### Records shown ###
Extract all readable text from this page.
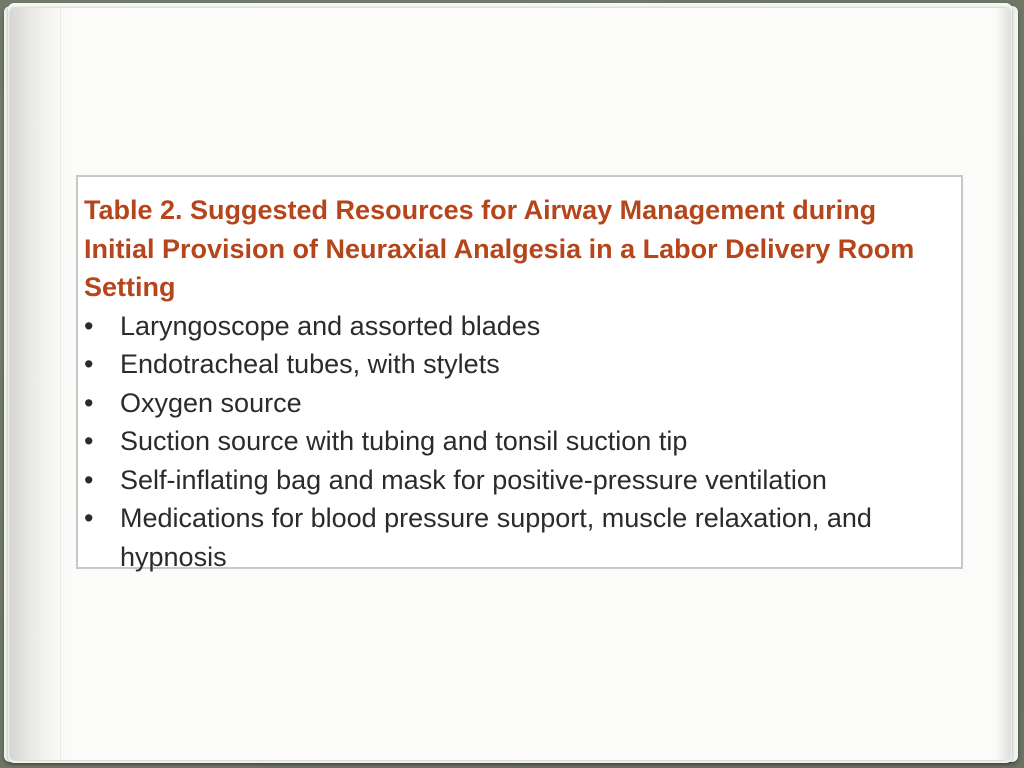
Table 2. Suggested Resources for Airway Management during Initial Provision of Neuraxial Analgesia in a Labor Delivery Room Setting

• Laryngoscope and assorted blades
• Endotracheal tubes, with stylets
• Oxygen source
• Suction source with tubing and tonsil suction tip
• Self-inflating bag and mask for positive-pressure ventilation
• Medications for blood pressure support, muscle relaxation, and hypnosis
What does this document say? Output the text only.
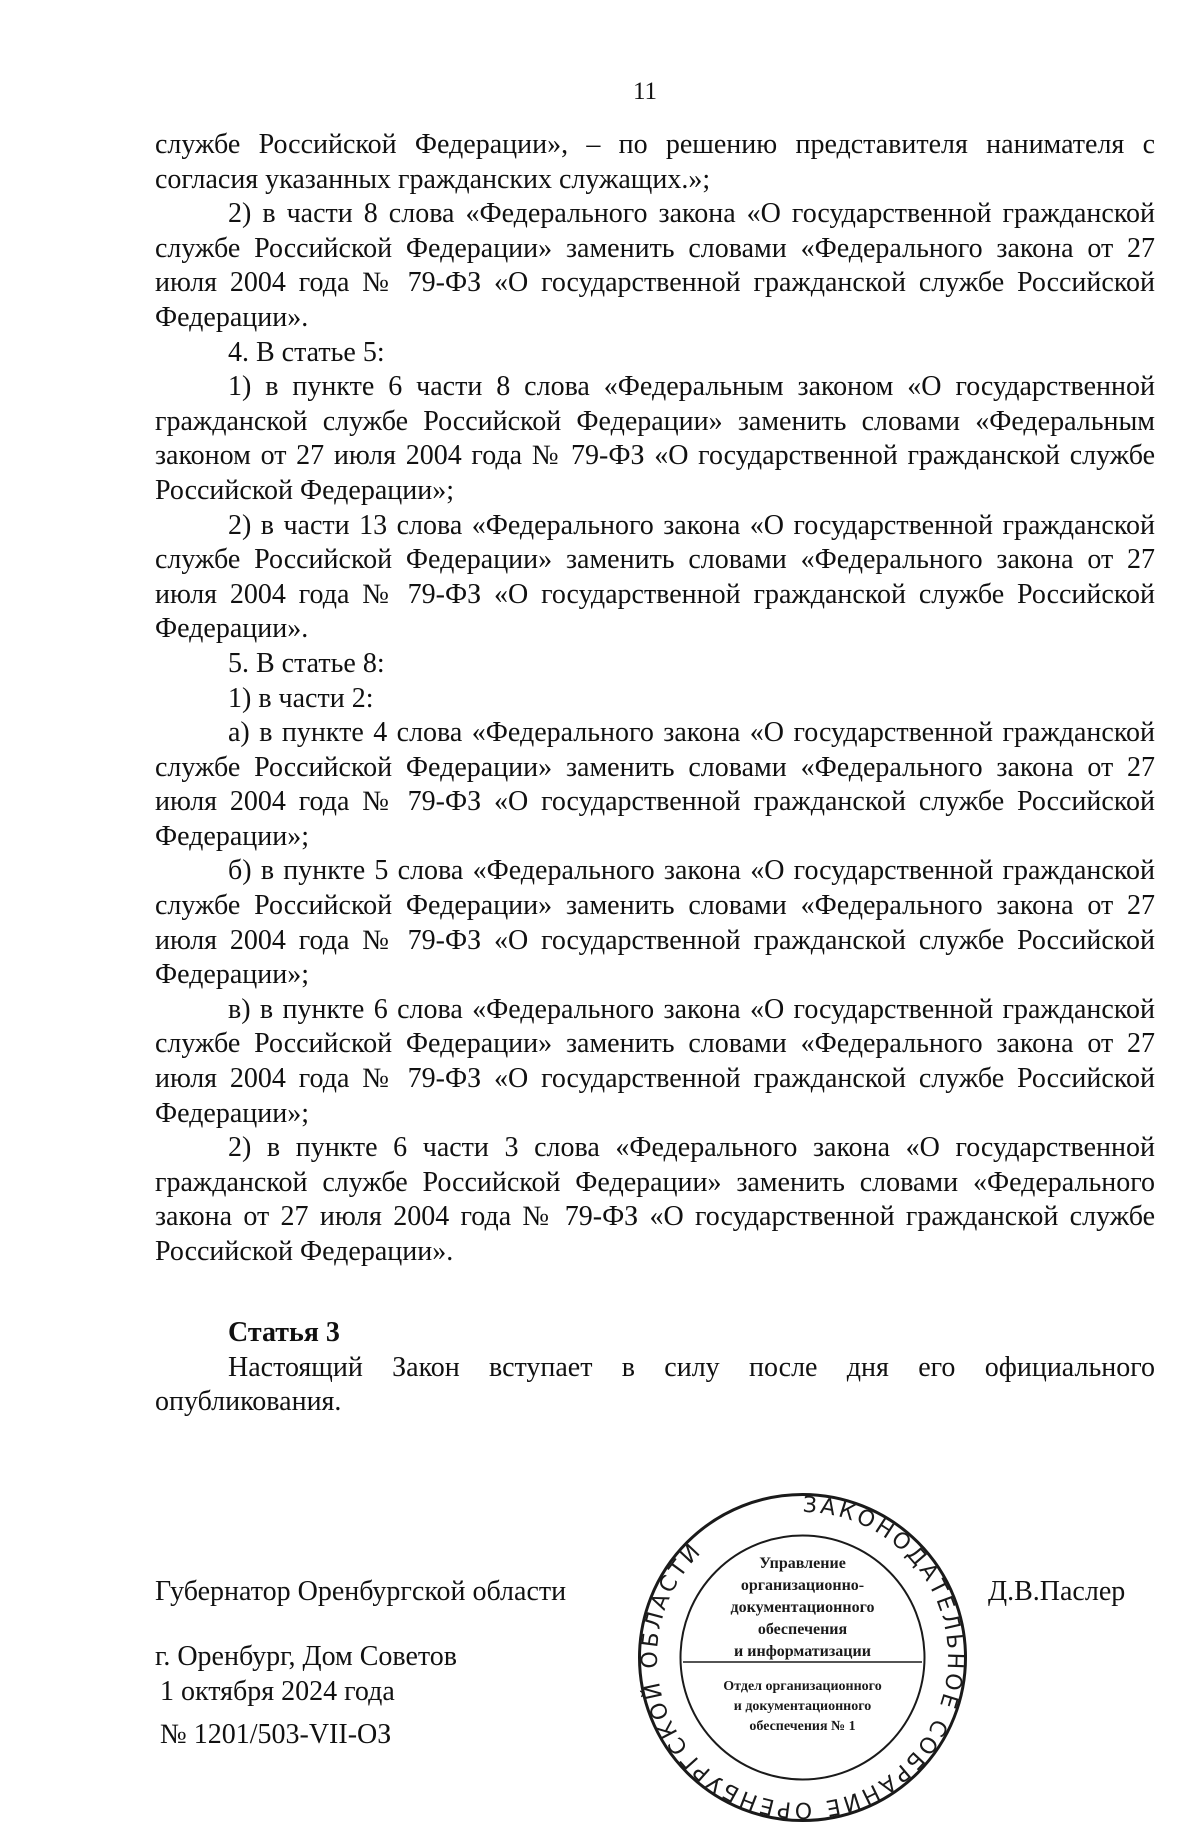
11

службе Российской Федерации», – по решению представителя нанимателя с согласия указанных гражданских служащих.»;

2) в части 8 слова «Федерального закона «О государственной гражданской службе Российской Федерации» заменить словами «Федерального закона от 27 июля 2004 года № 79-ФЗ «О государственной гражданской службе Российской Федерации».

4. В статье 5:

1) в пункте 6 части 8 слова «Федеральным законом «О государственной гражданской службе Российской Федерации» заменить словами «Федеральным законом от 27 июля 2004 года № 79-ФЗ «О государственной гражданской службе Российской Федерации»;

2) в части 13 слова «Федерального закона «О государственной гражданской службе Российской Федерации» заменить словами «Федерального закона от 27 июля 2004 года № 79-ФЗ «О государственной гражданской службе Российской Федерации».

5. В статье 8:

1) в части 2:

а) в пункте 4 слова «Федерального закона «О государственной гражданской службе Российской Федерации» заменить словами «Федерального закона от 27 июля 2004 года № 79-ФЗ «О государственной гражданской службе Российской Федерации»;

б) в пункте 5 слова «Федерального закона «О государственной гражданской службе Российской Федерации» заменить словами «Федерального закона от 27 июля 2004 года № 79-ФЗ «О государственной гражданской службе Российской Федерации»;

в) в пункте 6 слова «Федерального закона «О государственной гражданской службе Российской Федерации» заменить словами «Федерального закона от 27 июля 2004 года № 79-ФЗ «О государственной гражданской службе Российской Федерации»;

2) в пункте 6 части 3 слова «Федерального закона «О государственной гражданской службе Российской Федерации» заменить словами «Федерального закона от 27 июля 2004 года № 79-ФЗ «О государственной гражданской службе Российской Федерации».

Статья 3

Настоящий Закон вступает в силу после дня его официального опубликования.

Губернатор Оренбургской области	Д.В.Паслер
г. Оренбург, Дом Советов
1 октября 2024 года
№ 1201/503-VII-ОЗ
ЗАКОНОДАТЕЛЬНОЕ СОБРАНИЕ ОРЕНБУРГСКОЙ ОБЛАСТИ	Управление
организационно-
документационного
обеспечения
и информатизации
Отдел организационного
и документационного
обеспечения № 1
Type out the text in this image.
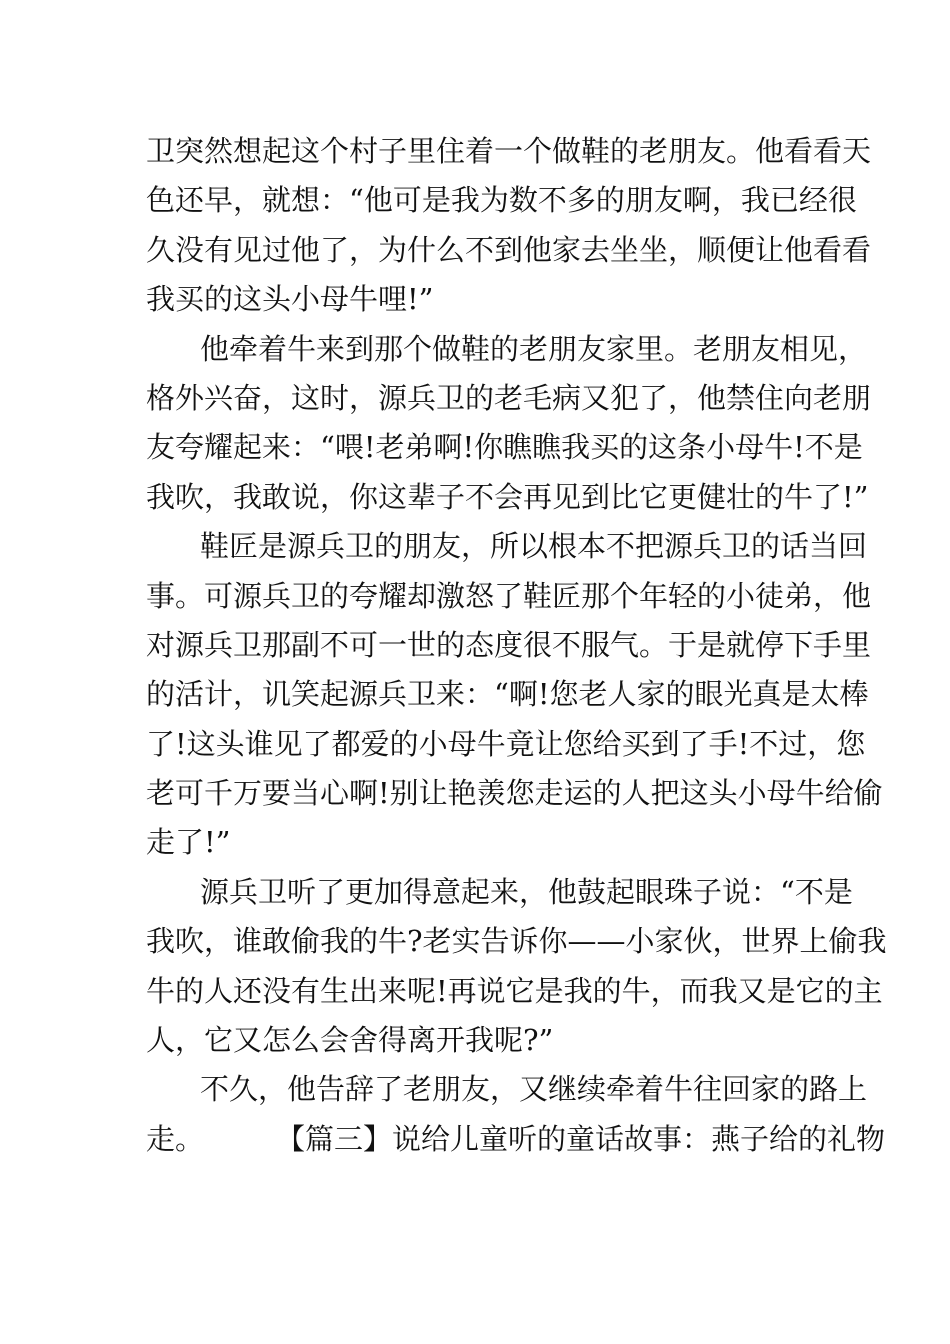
卫突然想起这个村子里住着一个做鞋的老朋友。他看看天
色还早，就想：“他可是我为数不多的朋友啊，我已经很
久没有见过他了，为什么不到他家去坐坐，顺便让他看看
我买的这头小母牛哩!”
他牵着牛来到那个做鞋的老朋友家里。老朋友相见，
格外兴奋，这时，源兵卫的老毛病又犯了，他禁住向老朋
友夸耀起来：“喂!老弟啊!你瞧瞧我买的这条小母牛!不是
我吹，我敢说，你这辈子不会再见到比它更健壮的牛了!”
鞋匠是源兵卫的朋友，所以根本不把源兵卫的话当回
事。可源兵卫的夸耀却激怒了鞋匠那个年轻的小徒弟，他
对源兵卫那副不可一世的态度很不服气。于是就停下手里
的活计，讥笑起源兵卫来：“啊!您老人家的眼光真是太棒
了!这头谁见了都爱的小母牛竟让您给买到了手!不过，您
老可千万要当心啊!别让艳羡您走运的人把这头小母牛给偷
走了!”
源兵卫听了更加得意起来，他鼓起眼珠子说：“不是
我吹，谁敢偷我的牛?老实告诉你——小家伙，世界上偷我
牛的人还没有生出来呢!再说它是我的牛，而我又是它的主
人，它又怎么会舍得离开我呢?”
不久，他告辞了老朋友，又继续牵着牛往回家的路上
走。 【篇三】说给儿童听的童话故事：燕子给的礼物
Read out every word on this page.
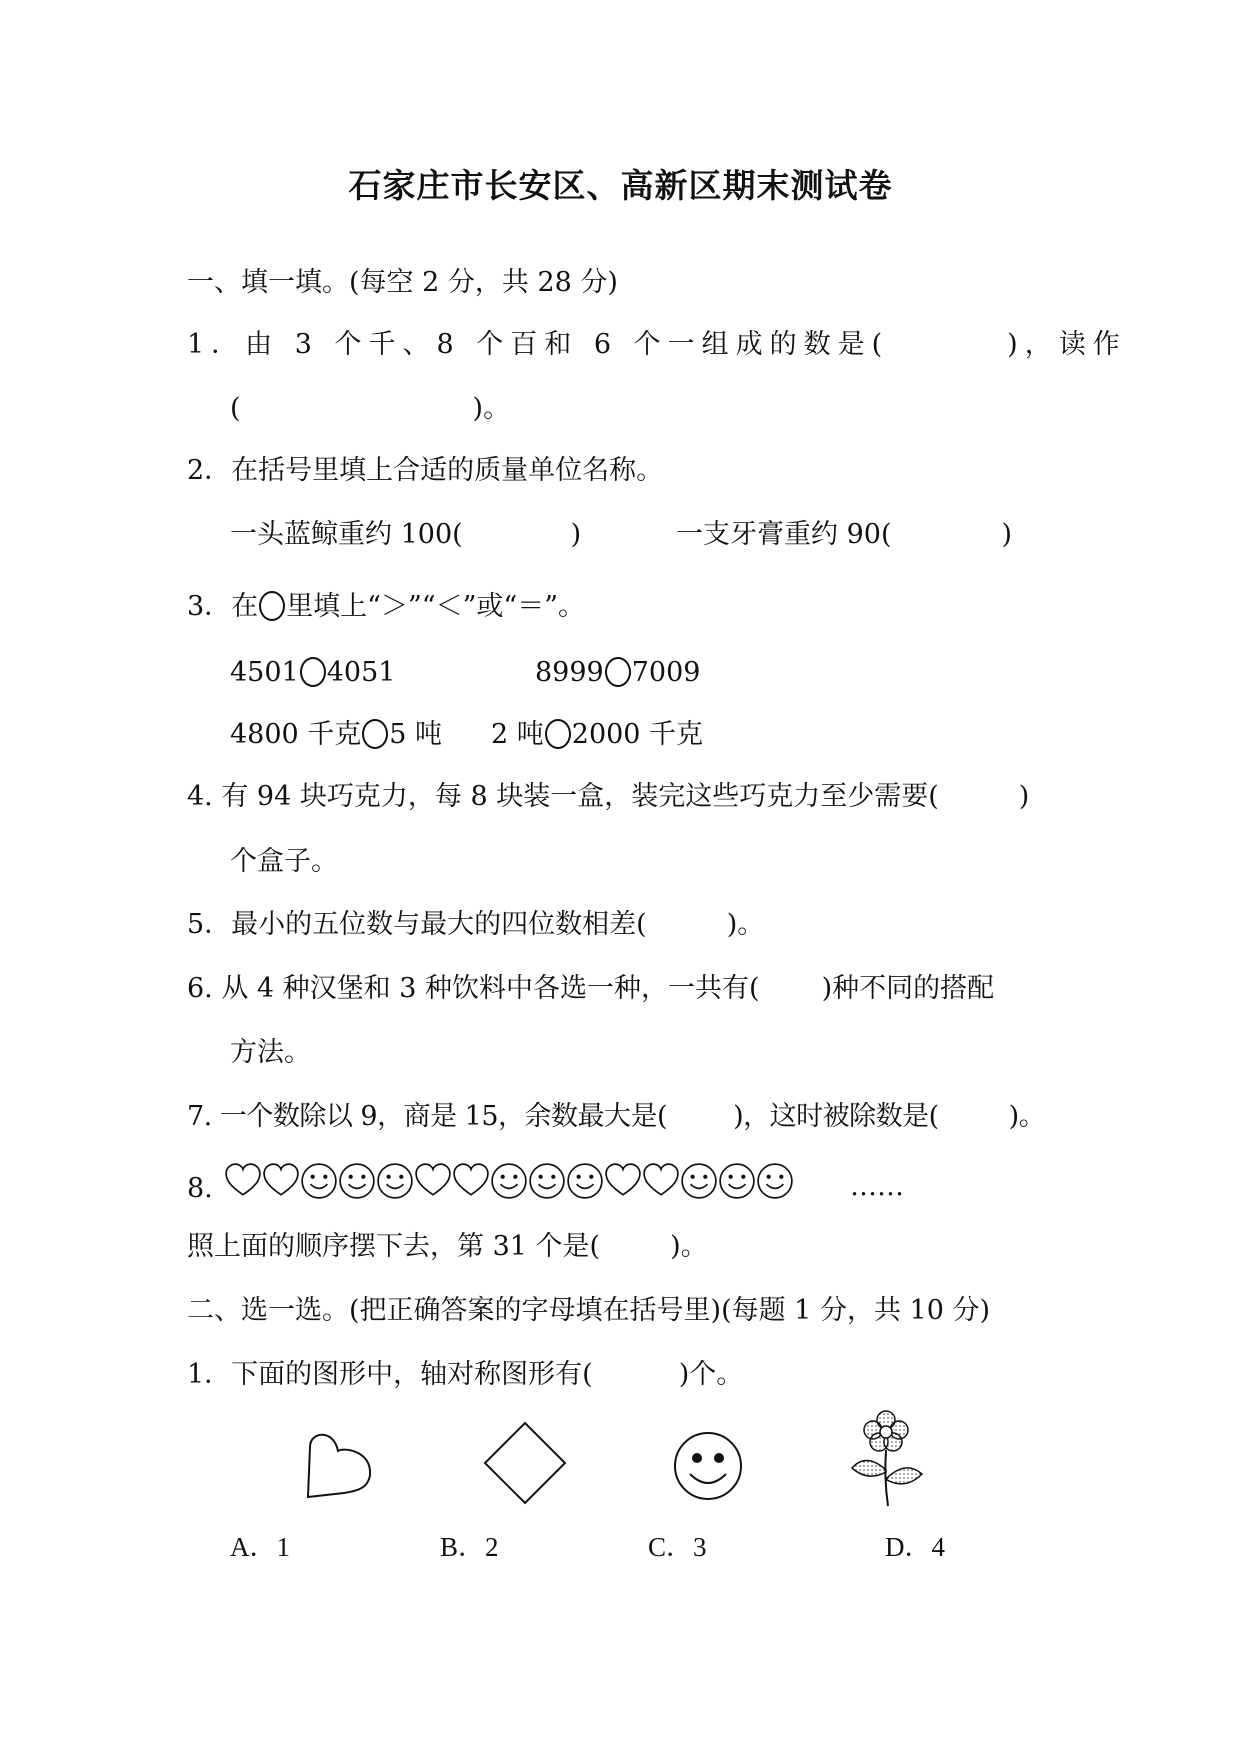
石家庄市长安区、高新区期末测试卷
一、填一填。(每空 2 分，共 28 分)
1．由 3 个千、8 个百和 6 个一组成的数是(	)，读作
(	)。
2．在括号里填上合适的质量单位名称。
一头蓝鲸重约 100(	)	一支牙膏重约 90(	)
3．在 里填上“＞”“＜”或“＝”。
4501 4051	8999 7009
4800 千克 5 吨 2 吨 2000 千克
4. 有 94 块巧克力，每 8 块装一盒，装完这些巧克力至少需要(	)
个盒子。
5．最小的五位数与最大的四位数相差(	)。
6. 从 4 种汉堡和 3 种饮料中各选一种，一共有( )种不同的搭配
方法。
7. 一个数除以 9，商是 15，余数最大是( )，这时被除数是(	)。
8.	……
照上面的顺序摆下去，第 31 个是(	)。
二、选一选。(把正确答案的字母填在括号里)(每题 1 分，共 10 分)
1．下面的图形中，轴对称图形有(	)个。
A．1	B．2	C．3	D．4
###
(Direction): All the records need to be repeated exactly, with the images dropped.

(Full answer):
Extract all readable text from this page.
Table 2. Suggested Resources for Airway Management during Initial Provision of Neuraxial Analgesia in a Labor Delivery Room Setting

• Laryngoscope and assorted blades
• Endotracheal tubes, with stylets
• Oxygen source
• Suction source with tubing and tonsil suction tip
• Self-inflating bag and mask for positive-pressure ventilation
• Medications for blood pressure support, muscle relaxation, and hypnosis
What does this document say? Output the text only.
11

службе Российской Федерации», – по решению представителя нанимателя с согласия указанных гражданских служащих.»;

2) в части 8 слова «Федерального закона «О государственной гражданской службе Российской Федерации» заменить словами «Федерального закона от 27 июля 2004 года № 79-ФЗ «О государственной гражданской службе Российской Федерации».

4. В статье 5:

1) в пункте 6 части 8 слова «Федеральным законом «О государственной гражданской службе Российской Федерации» заменить словами «Федеральным законом от 27 июля 2004 года № 79-ФЗ «О государственной гражданской службе Российской Федерации»;

2) в части 13 слова «Федерального закона «О государственной гражданской службе Российской Федерации» заменить словами «Федерального закона от 27 июля 2004 года № 79-ФЗ «О государственной гражданской службе Российской Федерации».

5. В статье 8:

1) в части 2:

а) в пункте 4 слова «Федерального закона «О государственной гражданской службе Российской Федерации» заменить словами «Федерального закона от 27 июля 2004 года № 79-ФЗ «О государственной гражданской службе Российской Федерации»;

б) в пункте 5 слова «Федерального закона «О государственной гражданской службе Российской Федерации» заменить словами «Федерального закона от 27 июля 2004 года № 79-ФЗ «О государственной гражданской службе Российской Федерации»;

в) в пункте 6 слова «Федерального закона «О государственной гражданской службе Российской Федерации» заменить словами «Федерального закона от 27 июля 2004 года № 79-ФЗ «О государственной гражданской службе Российской Федерации»;

2) в пункте 6 части 3 слова «Федерального закона «О государственной гражданской службе Российской Федерации» заменить словами «Федерального закона от 27 июля 2004 года № 79-ФЗ «О государственной гражданской службе Российской Федерации».

Статья 3

Настоящий Закон вступает в силу после дня его официального опубликования.

Губернатор Оренбургской области	Д.В.Паслер
г. Оренбург, Дом Советов
1 октября 2024 года
№ 1201/503-VII-ОЗ
ЗАКОНОДАТЕЛЬНОЕ СОБРАНИЕ ОРЕНБУРГСКОЙ ОБЛАСТИ	Управление
организационно-
документационного
обеспечения
и информатизации
Отдел организационного
и документационного
обеспечения № 1
Type out the text in this image.
卫突然想起这个村子里住着一个做鞋的老朋友。他看看天
色还早，就想：“他可是我为数不多的朋友啊，我已经很
久没有见过他了，为什么不到他家去坐坐，顺便让他看看
我买的这头小母牛哩!”
他牵着牛来到那个做鞋的老朋友家里。老朋友相见，
格外兴奋，这时，源兵卫的老毛病又犯了，他禁住向老朋
友夸耀起来：“喂!老弟啊!你瞧瞧我买的这条小母牛!不是
我吹，我敢说，你这辈子不会再见到比它更健壮的牛了!”
鞋匠是源兵卫的朋友，所以根本不把源兵卫的话当回
事。可源兵卫的夸耀却激怒了鞋匠那个年轻的小徒弟，他
对源兵卫那副不可一世的态度很不服气。于是就停下手里
的活计，讥笑起源兵卫来：“啊!您老人家的眼光真是太棒
了!这头谁见了都爱的小母牛竟让您给买到了手!不过，您
老可千万要当心啊!别让艳羡您走运的人把这头小母牛给偷
走了!”
源兵卫听了更加得意起来，他鼓起眼珠子说：“不是
我吹，谁敢偷我的牛?老实告诉你——小家伙，世界上偷我
牛的人还没有生出来呢!再说它是我的牛，而我又是它的主
人，它又怎么会舍得离开我呢?”
不久，他告辞了老朋友，又继续牵着牛往回家的路上
走。 【篇三】说给儿童听的童话故事：燕子给的礼物
Read out every word on this page.
石家庄市长安区、高新区期末测试卷
一、填一填。(每空 2 分，共 28 分)
1．由 3 个千、8 个百和 6 个一组成的数是(	)，读作
(	)。
2．在括号里填上合适的质量单位名称。
一头蓝鲸重约 100(	)	一支牙膏重约 90(	)
3．在 里填上“＞”“＜”或“＝”。
4501 4051	8999 7009
4800 千克 5 吨 2 吨 2000 千克
4. 有 94 块巧克力，每 8 块装一盒，装完这些巧克力至少需要(	)
个盒子。
5．最小的五位数与最大的四位数相差(	)。
6. 从 4 种汉堡和 3 种饮料中各选一种，一共有( )种不同的搭配
方法。
7. 一个数除以 9，商是 15，余数最大是( )，这时被除数是(	)。
8.	……
照上面的顺序摆下去，第 31 个是(	)。
二、选一选。(把正确答案的字母填在括号里)(每题 1 分，共 10 分)
1．下面的图形中，轴对称图形有(	)个。
A．1	B．2	C．3	D．4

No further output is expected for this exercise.